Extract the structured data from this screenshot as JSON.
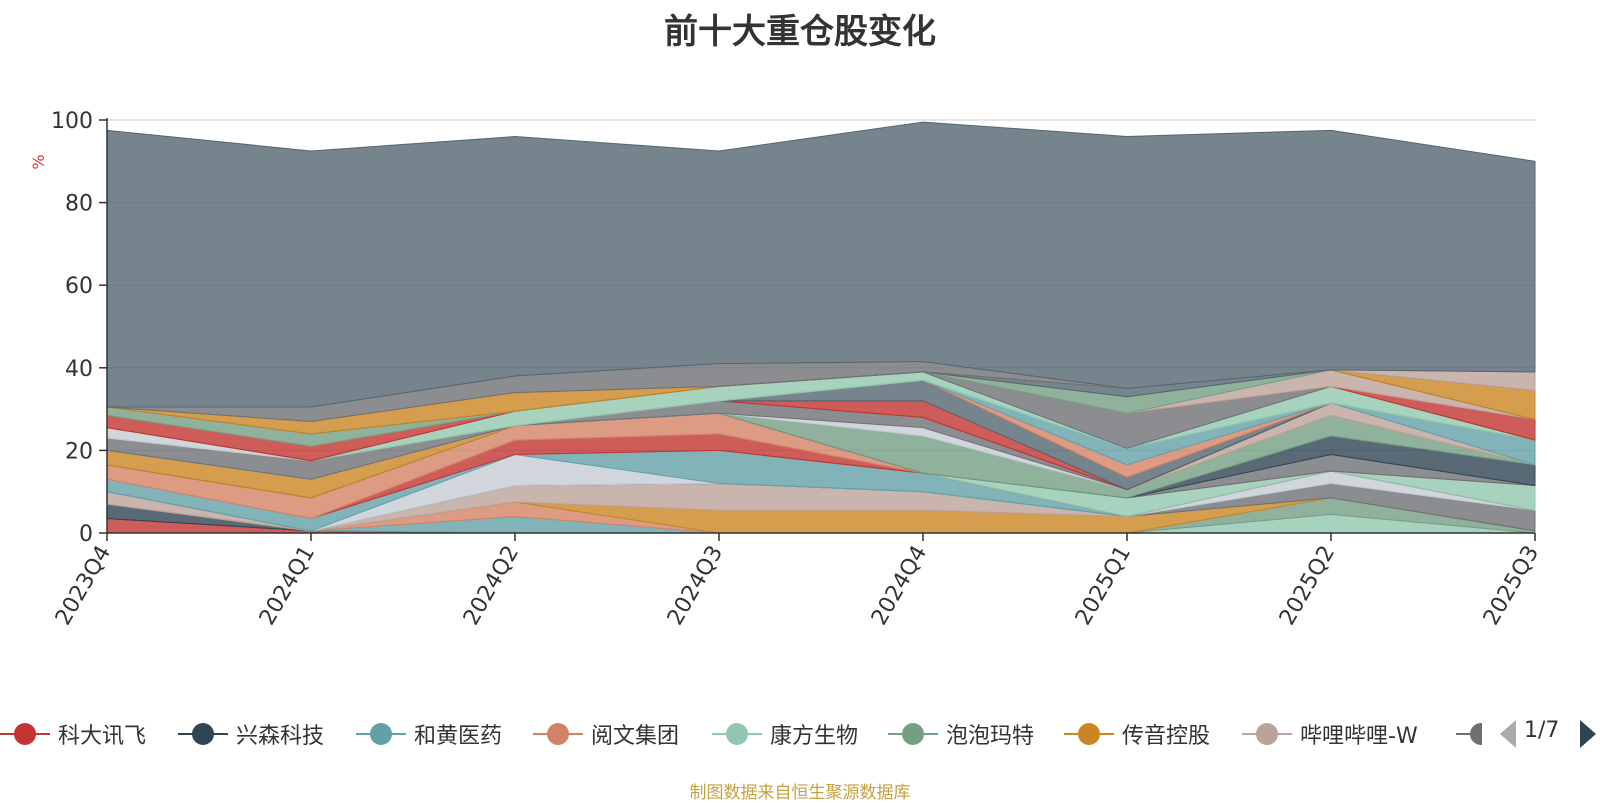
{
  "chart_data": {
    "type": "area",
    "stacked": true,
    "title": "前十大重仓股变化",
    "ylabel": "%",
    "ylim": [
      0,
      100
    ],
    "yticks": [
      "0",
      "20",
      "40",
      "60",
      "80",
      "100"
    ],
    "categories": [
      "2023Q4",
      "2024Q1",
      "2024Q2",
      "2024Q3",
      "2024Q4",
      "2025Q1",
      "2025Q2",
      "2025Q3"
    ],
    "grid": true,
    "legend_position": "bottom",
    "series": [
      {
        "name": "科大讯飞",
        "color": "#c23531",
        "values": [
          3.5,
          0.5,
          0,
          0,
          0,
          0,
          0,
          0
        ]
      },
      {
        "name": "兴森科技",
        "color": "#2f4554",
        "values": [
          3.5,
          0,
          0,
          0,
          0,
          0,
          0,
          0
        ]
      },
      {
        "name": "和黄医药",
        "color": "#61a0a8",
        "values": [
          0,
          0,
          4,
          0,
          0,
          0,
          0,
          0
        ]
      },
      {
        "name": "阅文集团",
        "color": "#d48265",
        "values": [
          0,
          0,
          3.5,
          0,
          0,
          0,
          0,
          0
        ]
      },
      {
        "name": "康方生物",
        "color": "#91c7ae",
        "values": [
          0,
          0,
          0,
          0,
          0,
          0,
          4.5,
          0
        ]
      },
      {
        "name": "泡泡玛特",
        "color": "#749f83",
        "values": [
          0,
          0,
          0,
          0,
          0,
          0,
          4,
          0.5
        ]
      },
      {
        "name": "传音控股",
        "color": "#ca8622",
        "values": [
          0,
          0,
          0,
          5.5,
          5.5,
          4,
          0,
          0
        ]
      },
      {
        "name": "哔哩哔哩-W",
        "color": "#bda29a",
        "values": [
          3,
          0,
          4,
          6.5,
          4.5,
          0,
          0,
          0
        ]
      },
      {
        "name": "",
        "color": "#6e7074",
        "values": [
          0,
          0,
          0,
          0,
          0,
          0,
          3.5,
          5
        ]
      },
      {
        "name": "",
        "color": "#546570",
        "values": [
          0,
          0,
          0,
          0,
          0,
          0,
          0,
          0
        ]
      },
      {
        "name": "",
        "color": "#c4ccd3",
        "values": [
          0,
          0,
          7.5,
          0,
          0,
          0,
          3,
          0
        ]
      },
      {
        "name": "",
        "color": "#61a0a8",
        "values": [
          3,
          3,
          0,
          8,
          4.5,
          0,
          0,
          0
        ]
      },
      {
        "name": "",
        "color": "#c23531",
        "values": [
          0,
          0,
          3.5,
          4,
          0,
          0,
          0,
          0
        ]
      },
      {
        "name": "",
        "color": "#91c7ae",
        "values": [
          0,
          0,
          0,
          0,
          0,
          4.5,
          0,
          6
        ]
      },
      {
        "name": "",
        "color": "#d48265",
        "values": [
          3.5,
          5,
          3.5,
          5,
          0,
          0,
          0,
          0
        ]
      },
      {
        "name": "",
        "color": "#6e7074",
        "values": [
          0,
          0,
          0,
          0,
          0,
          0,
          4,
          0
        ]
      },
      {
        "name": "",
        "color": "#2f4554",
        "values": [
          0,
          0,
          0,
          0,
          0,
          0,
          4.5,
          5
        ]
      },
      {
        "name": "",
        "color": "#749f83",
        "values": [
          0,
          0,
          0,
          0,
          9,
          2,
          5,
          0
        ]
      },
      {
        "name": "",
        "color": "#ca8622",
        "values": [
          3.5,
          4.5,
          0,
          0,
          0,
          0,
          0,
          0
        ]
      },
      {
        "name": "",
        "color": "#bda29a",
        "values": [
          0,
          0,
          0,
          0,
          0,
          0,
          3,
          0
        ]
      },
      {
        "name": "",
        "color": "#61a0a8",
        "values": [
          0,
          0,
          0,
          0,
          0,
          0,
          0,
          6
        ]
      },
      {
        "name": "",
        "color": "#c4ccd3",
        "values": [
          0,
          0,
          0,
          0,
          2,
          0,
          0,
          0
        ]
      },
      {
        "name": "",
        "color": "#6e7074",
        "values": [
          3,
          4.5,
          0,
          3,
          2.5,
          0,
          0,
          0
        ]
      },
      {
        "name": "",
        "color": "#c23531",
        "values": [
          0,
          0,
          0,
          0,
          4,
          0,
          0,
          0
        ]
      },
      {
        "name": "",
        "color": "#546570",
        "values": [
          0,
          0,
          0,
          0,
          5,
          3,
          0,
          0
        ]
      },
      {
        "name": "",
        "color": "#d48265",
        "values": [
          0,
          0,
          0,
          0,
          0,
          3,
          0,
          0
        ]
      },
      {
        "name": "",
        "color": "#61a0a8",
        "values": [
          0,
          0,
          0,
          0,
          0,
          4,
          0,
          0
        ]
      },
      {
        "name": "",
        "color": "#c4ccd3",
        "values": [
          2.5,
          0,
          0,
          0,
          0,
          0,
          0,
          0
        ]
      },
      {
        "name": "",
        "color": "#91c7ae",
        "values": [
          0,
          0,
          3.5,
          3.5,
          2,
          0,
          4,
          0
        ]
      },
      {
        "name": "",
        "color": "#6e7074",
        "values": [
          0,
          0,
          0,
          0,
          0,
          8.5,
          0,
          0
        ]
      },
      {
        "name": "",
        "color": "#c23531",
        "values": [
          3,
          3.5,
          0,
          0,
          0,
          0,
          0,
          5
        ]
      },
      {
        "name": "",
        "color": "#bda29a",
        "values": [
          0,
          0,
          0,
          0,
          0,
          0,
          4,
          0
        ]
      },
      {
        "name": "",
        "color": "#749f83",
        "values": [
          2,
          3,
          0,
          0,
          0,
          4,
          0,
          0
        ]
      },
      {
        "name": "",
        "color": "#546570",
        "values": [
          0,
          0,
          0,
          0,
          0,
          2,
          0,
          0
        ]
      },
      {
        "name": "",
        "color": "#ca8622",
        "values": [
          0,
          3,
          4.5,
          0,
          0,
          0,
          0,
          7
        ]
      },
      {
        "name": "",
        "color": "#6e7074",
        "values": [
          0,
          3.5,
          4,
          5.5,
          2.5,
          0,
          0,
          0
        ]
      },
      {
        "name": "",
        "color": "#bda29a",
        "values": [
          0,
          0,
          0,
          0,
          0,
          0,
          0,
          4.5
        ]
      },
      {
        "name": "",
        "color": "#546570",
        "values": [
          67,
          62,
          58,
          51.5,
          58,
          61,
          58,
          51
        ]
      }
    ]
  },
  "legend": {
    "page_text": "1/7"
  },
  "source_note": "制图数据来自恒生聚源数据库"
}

- _Short problem_
Write out each line again precisely as it appears, skipping every picture.

- _Exercise answer_
Extract the structured data from this screenshot as JSON.
{
  "chart_data": {
    "type": "area",
    "stacked": true,
    "title": "前十大重仓股变化",
    "ylabel": "%",
    "ylim": [
      0,
      100
    ],
    "yticks": [
      "0",
      "20",
      "40",
      "60",
      "80",
      "100"
    ],
    "categories": [
      "2023Q4",
      "2024Q1",
      "2024Q2",
      "2024Q3",
      "2024Q4",
      "2025Q1",
      "2025Q2",
      "2025Q3"
    ],
    "grid": true,
    "legend_position": "bottom",
    "series": [
      {
        "name": "科大讯飞",
        "color": "#c23531",
        "values": [
          3.5,
          0.5,
          0,
          0,
          0,
          0,
          0,
          0
        ]
      },
      {
        "name": "兴森科技",
        "color": "#2f4554",
        "values": [
          3.5,
          0,
          0,
          0,
          0,
          0,
          0,
          0
        ]
      },
      {
        "name": "和黄医药",
        "color": "#61a0a8",
        "values": [
          0,
          0,
          4,
          0,
          0,
          0,
          0,
          0
        ]
      },
      {
        "name": "阅文集团",
        "color": "#d48265",
        "values": [
          0,
          0,
          3.5,
          0,
          0,
          0,
          0,
          0
        ]
      },
      {
        "name": "康方生物",
        "color": "#91c7ae",
        "values": [
          0,
          0,
          0,
          0,
          0,
          0,
          4.5,
          0
        ]
      },
      {
        "name": "泡泡玛特",
        "color": "#749f83",
        "values": [
          0,
          0,
          0,
          0,
          0,
          0,
          4,
          0.5
        ]
      },
      {
        "name": "传音控股",
        "color": "#ca8622",
        "values": [
          0,
          0,
          0,
          5.5,
          5.5,
          4,
          0,
          0
        ]
      },
      {
        "name": "哔哩哔哩-W",
        "color": "#bda29a",
        "values": [
          3,
          0,
          4,
          6.5,
          4.5,
          0,
          0,
          0
        ]
      },
      {
        "name": "",
        "color": "#6e7074",
        "values": [
          0,
          0,
          0,
          0,
          0,
          0,
          3.5,
          5
        ]
      },
      {
        "name": "",
        "color": "#546570",
        "values": [
          0,
          0,
          0,
          0,
          0,
          0,
          0,
          0
        ]
      },
      {
        "name": "",
        "color": "#c4ccd3",
        "values": [
          0,
          0,
          7.5,
          0,
          0,
          0,
          3,
          0
        ]
      },
      {
        "name": "",
        "color": "#61a0a8",
        "values": [
          3,
          3,
          0,
          8,
          4.5,
          0,
          0,
          0
        ]
      },
      {
        "name": "",
        "color": "#c23531",
        "values": [
          0,
          0,
          3.5,
          4,
          0,
          0,
          0,
          0
        ]
      },
      {
        "name": "",
        "color": "#91c7ae",
        "values": [
          0,
          0,
          0,
          0,
          0,
          4.5,
          0,
          6
        ]
      },
      {
        "name": "",
        "color": "#d48265",
        "values": [
          3.5,
          5,
          3.5,
          5,
          0,
          0,
          0,
          0
        ]
      },
      {
        "name": "",
        "color": "#6e7074",
        "values": [
          0,
          0,
          0,
          0,
          0,
          0,
          4,
          0
        ]
      },
      {
        "name": "",
        "color": "#2f4554",
        "values": [
          0,
          0,
          0,
          0,
          0,
          0,
          4.5,
          5
        ]
      },
      {
        "name": "",
        "color": "#749f83",
        "values": [
          0,
          0,
          0,
          0,
          9,
          2,
          5,
          0
        ]
      },
      {
        "name": "",
        "color": "#ca8622",
        "values": [
          3.5,
          4.5,
          0,
          0,
          0,
          0,
          0,
          0
        ]
      },
      {
        "name": "",
        "color": "#bda29a",
        "values": [
          0,
          0,
          0,
          0,
          0,
          0,
          3,
          0
        ]
      },
      {
        "name": "",
        "color": "#61a0a8",
        "values": [
          0,
          0,
          0,
          0,
          0,
          0,
          0,
          6
        ]
      },
      {
        "name": "",
        "color": "#c4ccd3",
        "values": [
          0,
          0,
          0,
          0,
          2,
          0,
          0,
          0
        ]
      },
      {
        "name": "",
        "color": "#6e7074",
        "values": [
          3,
          4.5,
          0,
          3,
          2.5,
          0,
          0,
          0
        ]
      },
      {
        "name": "",
        "color": "#c23531",
        "values": [
          0,
          0,
          0,
          0,
          4,
          0,
          0,
          0
        ]
      },
      {
        "name": "",
        "color": "#546570",
        "values": [
          0,
          0,
          0,
          0,
          5,
          3,
          0,
          0
        ]
      },
      {
        "name": "",
        "color": "#d48265",
        "values": [
          0,
          0,
          0,
          0,
          0,
          3,
          0,
          0
        ]
      },
      {
        "name": "",
        "color": "#61a0a8",
        "values": [
          0,
          0,
          0,
          0,
          0,
          4,
          0,
          0
        ]
      },
      {
        "name": "",
        "color": "#c4ccd3",
        "values": [
          2.5,
          0,
          0,
          0,
          0,
          0,
          0,
          0
        ]
      },
      {
        "name": "",
        "color": "#91c7ae",
        "values": [
          0,
          0,
          3.5,
          3.5,
          2,
          0,
          4,
          0
        ]
      },
      {
        "name": "",
        "color": "#6e7074",
        "values": [
          0,
          0,
          0,
          0,
          0,
          8.5,
          0,
          0
        ]
      },
      {
        "name": "",
        "color": "#c23531",
        "values": [
          3,
          3.5,
          0,
          0,
          0,
          0,
          0,
          5
        ]
      },
      {
        "name": "",
        "color": "#bda29a",
        "values": [
          0,
          0,
          0,
          0,
          0,
          0,
          4,
          0
        ]
      },
      {
        "name": "",
        "color": "#749f83",
        "values": [
          2,
          3,
          0,
          0,
          0,
          4,
          0,
          0
        ]
      },
      {
        "name": "",
        "color": "#546570",
        "values": [
          0,
          0,
          0,
          0,
          0,
          2,
          0,
          0
        ]
      },
      {
        "name": "",
        "color": "#ca8622",
        "values": [
          0,
          3,
          4.5,
          0,
          0,
          0,
          0,
          7
        ]
      },
      {
        "name": "",
        "color": "#6e7074",
        "values": [
          0,
          3.5,
          4,
          5.5,
          2.5,
          0,
          0,
          0
        ]
      },
      {
        "name": "",
        "color": "#bda29a",
        "values": [
          0,
          0,
          0,
          0,
          0,
          0,
          0,
          4.5
        ]
      },
      {
        "name": "",
        "color": "#546570",
        "values": [
          67,
          62,
          58,
          51.5,
          58,
          61,
          58,
          51
        ]
      }
    ]
  },
  "legend": {
    "page_text": "1/7"
  },
  "source_note": "制图数据来自恒生聚源数据库"
}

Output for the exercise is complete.